_EXERCISE PROMPT_
Below are the records; locate each line with the word "Policy" and copy it.

Records from a data source
────────────────────

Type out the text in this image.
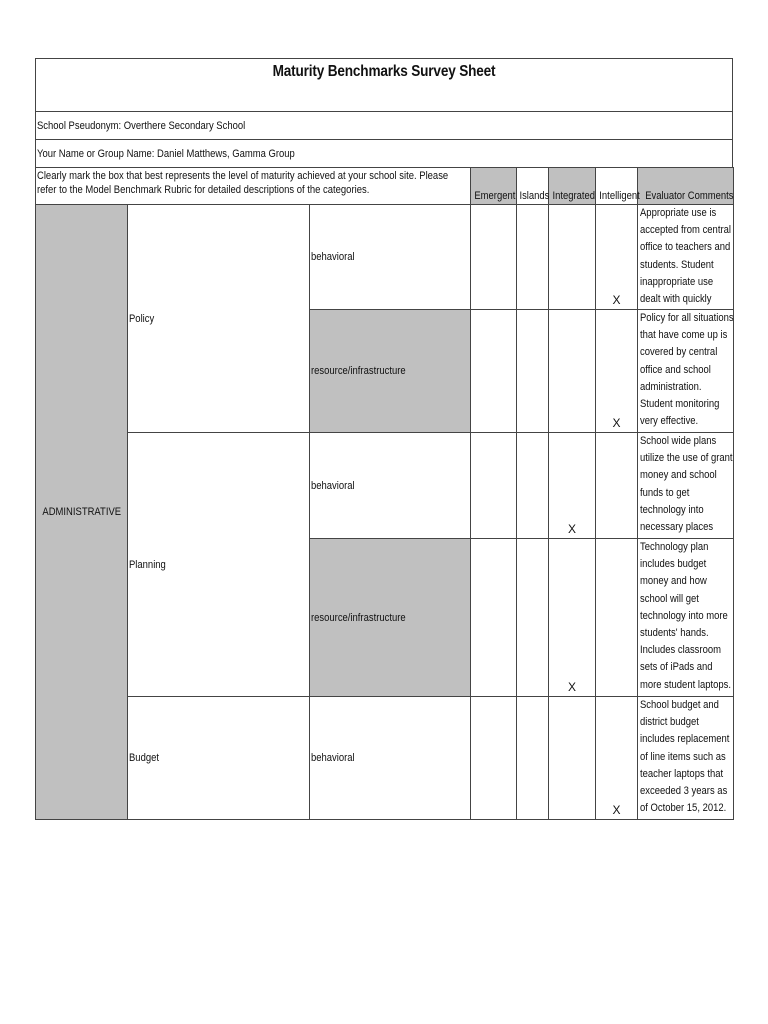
Maturity Benchmarks Survey Sheet
School Pseudonym: Overthere Secondary School
Your Name or Group Name: Daniel Matthews, Gamma Group
Clearly mark the box that best represents the level of maturity achieved at your school site. Please refer to the Model Benchmark Rubric for detailed descriptions of the categories.			Emergent	Islands	Integrated	Intelligent	Evaluator Comments
ADMINISTRATIVE	Policy	behavioral				X	Appropriate use is accepted from central office to teachers and students. Student inappropriate use dealt with quickly

		resource/infrastructure				X	Policy for all situations that have come up is covered by central office and school administration. Student monitoring very effective.

	Planning	behavioral			X		School wide plans utilize the use of grant money and school funds to get technology into necessary places

		resource/infrastructure			X		Technology plan includes budget money and how school will get technology into more students' hands. Includes classroom sets of iPads and more student laptops.

	Budget	behavioral				X	School budget and district budget includes replacement of line items such as teacher laptops that exceeded 3 years as of October 15, 2012.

────────────────────

_EXERCISE ANSWER_
ADMINISTRATIVE	Policy	behavioral				X	Appropriate use is accepted from central office to teachers and students. Student inappropriate use dealt with quickly
		resource/infrastructure				X	Policy for all situations that have come up is covered by central office and school administration. Student monitoring very effective.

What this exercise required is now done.